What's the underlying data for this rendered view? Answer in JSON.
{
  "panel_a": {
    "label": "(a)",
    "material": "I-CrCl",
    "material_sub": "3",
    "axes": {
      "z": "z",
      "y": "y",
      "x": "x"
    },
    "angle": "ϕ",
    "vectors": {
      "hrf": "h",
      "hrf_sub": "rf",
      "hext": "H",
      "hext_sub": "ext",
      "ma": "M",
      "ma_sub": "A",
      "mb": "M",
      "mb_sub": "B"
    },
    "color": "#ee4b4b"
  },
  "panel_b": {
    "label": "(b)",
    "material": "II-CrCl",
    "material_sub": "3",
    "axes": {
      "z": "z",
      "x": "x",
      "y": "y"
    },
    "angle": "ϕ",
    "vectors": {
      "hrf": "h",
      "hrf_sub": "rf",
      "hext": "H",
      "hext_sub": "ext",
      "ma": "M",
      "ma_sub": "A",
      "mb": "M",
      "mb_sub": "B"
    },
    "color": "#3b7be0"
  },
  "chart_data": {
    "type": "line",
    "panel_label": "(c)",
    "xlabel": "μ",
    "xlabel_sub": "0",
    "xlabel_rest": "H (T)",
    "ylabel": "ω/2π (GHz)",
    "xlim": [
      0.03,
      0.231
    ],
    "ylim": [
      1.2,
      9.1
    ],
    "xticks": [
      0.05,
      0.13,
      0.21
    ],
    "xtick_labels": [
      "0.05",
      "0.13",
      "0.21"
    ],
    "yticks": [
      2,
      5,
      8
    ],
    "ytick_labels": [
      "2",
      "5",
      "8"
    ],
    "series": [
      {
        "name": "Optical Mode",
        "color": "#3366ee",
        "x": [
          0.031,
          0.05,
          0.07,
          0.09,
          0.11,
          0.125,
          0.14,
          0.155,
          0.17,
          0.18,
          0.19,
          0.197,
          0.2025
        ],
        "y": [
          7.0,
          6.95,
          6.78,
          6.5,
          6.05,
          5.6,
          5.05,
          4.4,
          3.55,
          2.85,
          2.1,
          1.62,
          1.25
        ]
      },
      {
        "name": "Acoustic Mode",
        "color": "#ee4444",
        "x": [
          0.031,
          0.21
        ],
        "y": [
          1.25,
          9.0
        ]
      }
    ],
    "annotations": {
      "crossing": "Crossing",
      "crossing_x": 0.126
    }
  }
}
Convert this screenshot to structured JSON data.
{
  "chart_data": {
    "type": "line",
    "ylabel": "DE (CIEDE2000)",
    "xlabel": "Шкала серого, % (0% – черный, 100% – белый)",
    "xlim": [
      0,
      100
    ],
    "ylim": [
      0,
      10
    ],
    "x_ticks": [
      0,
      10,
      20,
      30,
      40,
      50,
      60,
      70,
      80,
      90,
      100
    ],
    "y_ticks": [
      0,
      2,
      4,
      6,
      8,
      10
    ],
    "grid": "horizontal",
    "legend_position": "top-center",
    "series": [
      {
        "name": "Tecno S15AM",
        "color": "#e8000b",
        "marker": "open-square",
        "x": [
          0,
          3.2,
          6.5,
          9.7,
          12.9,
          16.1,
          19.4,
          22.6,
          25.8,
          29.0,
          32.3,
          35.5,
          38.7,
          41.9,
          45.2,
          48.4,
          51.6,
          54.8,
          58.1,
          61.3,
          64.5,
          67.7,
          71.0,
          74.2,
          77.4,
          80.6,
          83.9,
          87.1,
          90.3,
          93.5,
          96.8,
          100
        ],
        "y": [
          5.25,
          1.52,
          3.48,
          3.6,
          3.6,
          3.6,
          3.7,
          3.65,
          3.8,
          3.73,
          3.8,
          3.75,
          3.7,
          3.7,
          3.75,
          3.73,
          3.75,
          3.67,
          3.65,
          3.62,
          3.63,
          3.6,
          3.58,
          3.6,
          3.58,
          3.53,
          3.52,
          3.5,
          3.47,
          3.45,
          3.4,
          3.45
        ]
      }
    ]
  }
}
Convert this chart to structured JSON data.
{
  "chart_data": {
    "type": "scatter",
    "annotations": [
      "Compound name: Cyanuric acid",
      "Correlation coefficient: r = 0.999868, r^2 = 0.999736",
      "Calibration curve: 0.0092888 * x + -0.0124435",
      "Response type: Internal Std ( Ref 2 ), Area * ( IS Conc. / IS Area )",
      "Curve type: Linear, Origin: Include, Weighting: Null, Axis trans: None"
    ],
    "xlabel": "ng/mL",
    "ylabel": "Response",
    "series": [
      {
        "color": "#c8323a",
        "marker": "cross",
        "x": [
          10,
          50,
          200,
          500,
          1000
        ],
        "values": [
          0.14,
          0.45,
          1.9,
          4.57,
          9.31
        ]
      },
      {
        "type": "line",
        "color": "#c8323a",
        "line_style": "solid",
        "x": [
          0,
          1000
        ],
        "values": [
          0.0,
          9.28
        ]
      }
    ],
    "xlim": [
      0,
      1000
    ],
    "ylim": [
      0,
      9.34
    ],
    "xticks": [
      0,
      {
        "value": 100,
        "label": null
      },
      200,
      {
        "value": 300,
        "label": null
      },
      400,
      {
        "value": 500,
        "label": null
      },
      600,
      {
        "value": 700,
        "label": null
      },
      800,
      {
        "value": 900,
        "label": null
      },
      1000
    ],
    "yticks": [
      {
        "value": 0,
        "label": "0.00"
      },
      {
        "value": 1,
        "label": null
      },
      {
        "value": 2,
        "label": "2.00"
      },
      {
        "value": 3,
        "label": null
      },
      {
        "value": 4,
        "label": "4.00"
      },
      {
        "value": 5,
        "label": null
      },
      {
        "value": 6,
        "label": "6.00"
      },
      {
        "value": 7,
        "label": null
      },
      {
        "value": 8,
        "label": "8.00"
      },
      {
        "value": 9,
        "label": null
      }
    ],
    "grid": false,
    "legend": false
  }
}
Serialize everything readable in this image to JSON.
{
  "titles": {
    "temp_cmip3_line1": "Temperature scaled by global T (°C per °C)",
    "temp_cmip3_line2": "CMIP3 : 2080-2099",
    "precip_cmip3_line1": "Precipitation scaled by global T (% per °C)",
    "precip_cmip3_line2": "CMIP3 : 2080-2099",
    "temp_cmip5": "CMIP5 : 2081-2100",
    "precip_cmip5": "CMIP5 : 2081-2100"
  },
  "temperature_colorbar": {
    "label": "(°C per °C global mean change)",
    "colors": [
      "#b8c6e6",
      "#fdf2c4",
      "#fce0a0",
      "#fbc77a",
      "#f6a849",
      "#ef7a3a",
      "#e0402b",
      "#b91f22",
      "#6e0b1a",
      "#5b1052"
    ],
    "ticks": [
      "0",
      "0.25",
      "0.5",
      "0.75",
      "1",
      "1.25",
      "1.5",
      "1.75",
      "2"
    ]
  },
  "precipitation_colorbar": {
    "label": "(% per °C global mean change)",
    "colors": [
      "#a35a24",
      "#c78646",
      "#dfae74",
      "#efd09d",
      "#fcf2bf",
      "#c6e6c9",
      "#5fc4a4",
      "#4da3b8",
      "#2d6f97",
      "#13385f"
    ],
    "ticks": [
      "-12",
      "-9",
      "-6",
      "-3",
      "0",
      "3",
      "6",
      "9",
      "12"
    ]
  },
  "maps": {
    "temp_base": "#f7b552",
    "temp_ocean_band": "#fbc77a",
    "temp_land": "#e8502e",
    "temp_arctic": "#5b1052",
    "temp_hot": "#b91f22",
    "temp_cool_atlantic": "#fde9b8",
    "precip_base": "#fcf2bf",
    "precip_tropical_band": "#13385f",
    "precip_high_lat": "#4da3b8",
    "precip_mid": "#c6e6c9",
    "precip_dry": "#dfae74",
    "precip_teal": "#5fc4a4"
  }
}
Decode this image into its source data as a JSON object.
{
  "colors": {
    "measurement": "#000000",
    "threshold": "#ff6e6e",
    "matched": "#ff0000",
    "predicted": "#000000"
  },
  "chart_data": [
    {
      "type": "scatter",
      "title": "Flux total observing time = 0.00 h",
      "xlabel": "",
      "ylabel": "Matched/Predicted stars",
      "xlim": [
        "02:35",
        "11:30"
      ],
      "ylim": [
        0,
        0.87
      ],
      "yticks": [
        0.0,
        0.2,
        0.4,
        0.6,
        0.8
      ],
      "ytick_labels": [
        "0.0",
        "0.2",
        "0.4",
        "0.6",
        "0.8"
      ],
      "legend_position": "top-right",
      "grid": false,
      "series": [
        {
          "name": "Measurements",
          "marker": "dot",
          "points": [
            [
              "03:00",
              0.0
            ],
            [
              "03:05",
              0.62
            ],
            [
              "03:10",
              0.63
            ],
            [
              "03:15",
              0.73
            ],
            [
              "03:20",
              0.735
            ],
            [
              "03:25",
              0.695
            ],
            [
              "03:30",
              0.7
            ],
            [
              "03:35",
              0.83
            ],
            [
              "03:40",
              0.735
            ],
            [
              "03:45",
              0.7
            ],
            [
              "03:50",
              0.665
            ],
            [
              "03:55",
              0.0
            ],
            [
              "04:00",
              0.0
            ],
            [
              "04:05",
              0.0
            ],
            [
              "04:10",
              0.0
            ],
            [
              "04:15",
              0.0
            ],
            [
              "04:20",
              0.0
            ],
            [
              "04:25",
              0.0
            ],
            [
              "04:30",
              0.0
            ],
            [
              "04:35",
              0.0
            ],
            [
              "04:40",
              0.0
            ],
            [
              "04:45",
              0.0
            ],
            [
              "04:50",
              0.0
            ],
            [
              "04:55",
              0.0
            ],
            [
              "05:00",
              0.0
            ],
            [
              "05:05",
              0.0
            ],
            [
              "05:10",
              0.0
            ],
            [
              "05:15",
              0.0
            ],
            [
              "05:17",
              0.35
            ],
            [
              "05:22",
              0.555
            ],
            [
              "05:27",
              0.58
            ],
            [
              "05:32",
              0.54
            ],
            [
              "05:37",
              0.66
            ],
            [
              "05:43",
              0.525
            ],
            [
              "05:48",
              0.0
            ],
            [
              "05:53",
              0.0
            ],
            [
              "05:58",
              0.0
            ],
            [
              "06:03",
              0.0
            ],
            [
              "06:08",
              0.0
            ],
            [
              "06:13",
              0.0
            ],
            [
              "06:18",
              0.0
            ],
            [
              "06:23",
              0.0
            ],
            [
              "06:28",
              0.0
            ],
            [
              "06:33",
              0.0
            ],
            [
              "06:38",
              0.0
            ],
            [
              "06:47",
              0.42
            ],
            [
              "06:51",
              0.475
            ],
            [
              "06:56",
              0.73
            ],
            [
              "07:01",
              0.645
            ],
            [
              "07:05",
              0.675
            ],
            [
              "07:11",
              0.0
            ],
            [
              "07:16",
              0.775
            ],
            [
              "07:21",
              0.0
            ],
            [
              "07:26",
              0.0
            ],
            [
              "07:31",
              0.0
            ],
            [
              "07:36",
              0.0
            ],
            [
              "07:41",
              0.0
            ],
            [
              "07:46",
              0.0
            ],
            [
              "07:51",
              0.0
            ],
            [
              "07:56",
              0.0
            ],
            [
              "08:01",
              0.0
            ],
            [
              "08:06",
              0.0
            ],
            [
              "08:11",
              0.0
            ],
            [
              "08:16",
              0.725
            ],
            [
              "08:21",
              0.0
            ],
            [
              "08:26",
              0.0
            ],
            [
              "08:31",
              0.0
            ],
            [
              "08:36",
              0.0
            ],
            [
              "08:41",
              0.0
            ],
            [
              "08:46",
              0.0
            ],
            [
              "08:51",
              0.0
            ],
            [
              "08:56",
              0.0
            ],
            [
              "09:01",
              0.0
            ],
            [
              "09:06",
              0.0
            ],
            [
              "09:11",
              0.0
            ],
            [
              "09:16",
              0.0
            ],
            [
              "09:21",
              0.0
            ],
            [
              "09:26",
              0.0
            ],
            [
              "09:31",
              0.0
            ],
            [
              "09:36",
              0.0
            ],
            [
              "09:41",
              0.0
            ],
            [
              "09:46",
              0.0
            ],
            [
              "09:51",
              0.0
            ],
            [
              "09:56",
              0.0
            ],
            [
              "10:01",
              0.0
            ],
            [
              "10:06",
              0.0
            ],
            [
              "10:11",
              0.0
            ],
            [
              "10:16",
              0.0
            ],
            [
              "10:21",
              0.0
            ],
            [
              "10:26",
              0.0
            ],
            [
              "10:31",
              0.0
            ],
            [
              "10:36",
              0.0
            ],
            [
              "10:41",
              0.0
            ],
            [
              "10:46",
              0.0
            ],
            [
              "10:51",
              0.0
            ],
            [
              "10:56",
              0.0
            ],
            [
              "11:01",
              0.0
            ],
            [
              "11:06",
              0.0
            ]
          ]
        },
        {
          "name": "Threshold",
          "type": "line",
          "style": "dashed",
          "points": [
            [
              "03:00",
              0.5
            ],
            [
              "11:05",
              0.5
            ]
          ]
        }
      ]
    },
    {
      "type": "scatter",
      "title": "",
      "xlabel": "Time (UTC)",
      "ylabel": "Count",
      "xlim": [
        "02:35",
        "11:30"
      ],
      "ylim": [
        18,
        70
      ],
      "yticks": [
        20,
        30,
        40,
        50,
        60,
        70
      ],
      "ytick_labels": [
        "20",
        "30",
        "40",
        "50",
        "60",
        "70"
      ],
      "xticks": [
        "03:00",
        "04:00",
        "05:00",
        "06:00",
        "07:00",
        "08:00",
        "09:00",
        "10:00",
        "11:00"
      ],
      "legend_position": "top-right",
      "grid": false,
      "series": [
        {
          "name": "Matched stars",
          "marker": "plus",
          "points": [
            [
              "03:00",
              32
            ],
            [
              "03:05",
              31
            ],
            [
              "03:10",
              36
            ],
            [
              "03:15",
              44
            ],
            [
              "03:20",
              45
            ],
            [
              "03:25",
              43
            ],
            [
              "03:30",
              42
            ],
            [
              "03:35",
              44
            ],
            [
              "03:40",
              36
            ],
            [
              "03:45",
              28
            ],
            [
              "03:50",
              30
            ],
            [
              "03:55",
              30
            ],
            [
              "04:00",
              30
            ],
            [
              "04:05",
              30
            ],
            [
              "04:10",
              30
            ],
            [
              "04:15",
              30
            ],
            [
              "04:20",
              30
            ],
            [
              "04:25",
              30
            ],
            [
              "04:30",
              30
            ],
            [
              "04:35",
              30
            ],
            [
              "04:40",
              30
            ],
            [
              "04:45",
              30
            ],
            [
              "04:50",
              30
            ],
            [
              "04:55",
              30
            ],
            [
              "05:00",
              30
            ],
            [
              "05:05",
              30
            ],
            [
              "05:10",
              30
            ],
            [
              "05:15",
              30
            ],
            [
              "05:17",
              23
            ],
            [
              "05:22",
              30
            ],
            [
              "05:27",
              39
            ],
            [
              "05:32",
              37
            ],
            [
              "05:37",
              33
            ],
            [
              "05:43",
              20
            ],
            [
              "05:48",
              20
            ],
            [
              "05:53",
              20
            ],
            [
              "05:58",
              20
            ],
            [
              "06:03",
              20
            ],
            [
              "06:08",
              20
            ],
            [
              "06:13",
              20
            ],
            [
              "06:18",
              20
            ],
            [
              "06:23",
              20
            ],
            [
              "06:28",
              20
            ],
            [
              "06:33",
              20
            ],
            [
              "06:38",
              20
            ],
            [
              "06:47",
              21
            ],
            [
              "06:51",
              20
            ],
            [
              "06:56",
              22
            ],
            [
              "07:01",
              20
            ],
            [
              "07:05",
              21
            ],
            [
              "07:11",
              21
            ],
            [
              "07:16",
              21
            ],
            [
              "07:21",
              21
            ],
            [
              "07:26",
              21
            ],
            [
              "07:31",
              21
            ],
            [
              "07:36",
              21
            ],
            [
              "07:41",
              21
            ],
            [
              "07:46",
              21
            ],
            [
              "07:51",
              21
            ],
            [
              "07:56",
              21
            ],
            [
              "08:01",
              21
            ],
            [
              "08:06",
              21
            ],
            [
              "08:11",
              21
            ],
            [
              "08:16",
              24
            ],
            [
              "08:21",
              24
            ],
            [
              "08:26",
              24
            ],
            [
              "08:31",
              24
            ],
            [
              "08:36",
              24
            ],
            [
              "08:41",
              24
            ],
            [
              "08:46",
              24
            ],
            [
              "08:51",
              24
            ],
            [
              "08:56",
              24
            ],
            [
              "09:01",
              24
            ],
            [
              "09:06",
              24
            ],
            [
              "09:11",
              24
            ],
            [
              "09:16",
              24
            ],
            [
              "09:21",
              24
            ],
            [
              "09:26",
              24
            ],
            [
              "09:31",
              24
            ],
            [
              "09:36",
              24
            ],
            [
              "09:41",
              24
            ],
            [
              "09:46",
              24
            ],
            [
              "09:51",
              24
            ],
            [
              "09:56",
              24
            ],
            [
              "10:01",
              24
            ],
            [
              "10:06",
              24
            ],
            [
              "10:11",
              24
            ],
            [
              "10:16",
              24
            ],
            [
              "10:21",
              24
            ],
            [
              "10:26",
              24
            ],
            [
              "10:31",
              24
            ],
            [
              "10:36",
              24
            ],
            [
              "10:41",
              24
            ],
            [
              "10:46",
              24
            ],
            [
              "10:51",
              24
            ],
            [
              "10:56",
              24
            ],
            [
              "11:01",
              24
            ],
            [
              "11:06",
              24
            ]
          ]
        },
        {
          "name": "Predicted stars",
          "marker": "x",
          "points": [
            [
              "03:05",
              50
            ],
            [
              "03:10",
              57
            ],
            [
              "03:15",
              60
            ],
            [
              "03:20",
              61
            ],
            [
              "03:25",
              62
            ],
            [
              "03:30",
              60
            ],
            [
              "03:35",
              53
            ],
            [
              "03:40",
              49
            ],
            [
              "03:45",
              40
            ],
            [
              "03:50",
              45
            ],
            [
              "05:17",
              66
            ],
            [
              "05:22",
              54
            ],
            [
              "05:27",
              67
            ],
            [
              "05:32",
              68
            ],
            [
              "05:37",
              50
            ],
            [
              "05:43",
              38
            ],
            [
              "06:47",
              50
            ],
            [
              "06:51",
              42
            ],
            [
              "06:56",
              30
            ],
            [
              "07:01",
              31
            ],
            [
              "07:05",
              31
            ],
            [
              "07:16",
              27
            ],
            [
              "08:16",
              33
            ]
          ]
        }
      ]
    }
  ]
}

────

→ Aim: All lines holding the word "structured" should be picked out and copied.

→ Written response:
Convert this screenshot to structured JSON data.
Convert this chart to structured JSON data.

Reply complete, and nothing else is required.